• _GIVEN PROBLEM_: Write only the number of lines holding the string "Nguyên".
-- START OF PROVIDED ENTRIES --
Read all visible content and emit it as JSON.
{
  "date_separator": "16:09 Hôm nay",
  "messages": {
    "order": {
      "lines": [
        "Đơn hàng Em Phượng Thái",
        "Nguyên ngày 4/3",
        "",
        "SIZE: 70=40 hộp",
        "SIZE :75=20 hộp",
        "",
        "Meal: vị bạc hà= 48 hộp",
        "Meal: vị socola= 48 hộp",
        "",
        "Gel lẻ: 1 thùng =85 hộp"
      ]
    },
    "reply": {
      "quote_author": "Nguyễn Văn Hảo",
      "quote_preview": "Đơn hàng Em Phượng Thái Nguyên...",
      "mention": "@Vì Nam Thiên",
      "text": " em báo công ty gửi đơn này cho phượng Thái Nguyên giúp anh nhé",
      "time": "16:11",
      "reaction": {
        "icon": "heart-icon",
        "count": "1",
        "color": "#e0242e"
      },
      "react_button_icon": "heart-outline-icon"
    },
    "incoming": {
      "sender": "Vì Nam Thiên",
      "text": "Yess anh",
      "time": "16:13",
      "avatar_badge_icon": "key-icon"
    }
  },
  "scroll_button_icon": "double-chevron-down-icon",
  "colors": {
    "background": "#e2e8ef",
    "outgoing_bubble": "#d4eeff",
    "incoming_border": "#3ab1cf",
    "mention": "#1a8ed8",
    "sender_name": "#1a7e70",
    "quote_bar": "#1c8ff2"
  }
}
-- END OF PROVIDED ENTRIES --
• _EXERCISE RESULT_: 3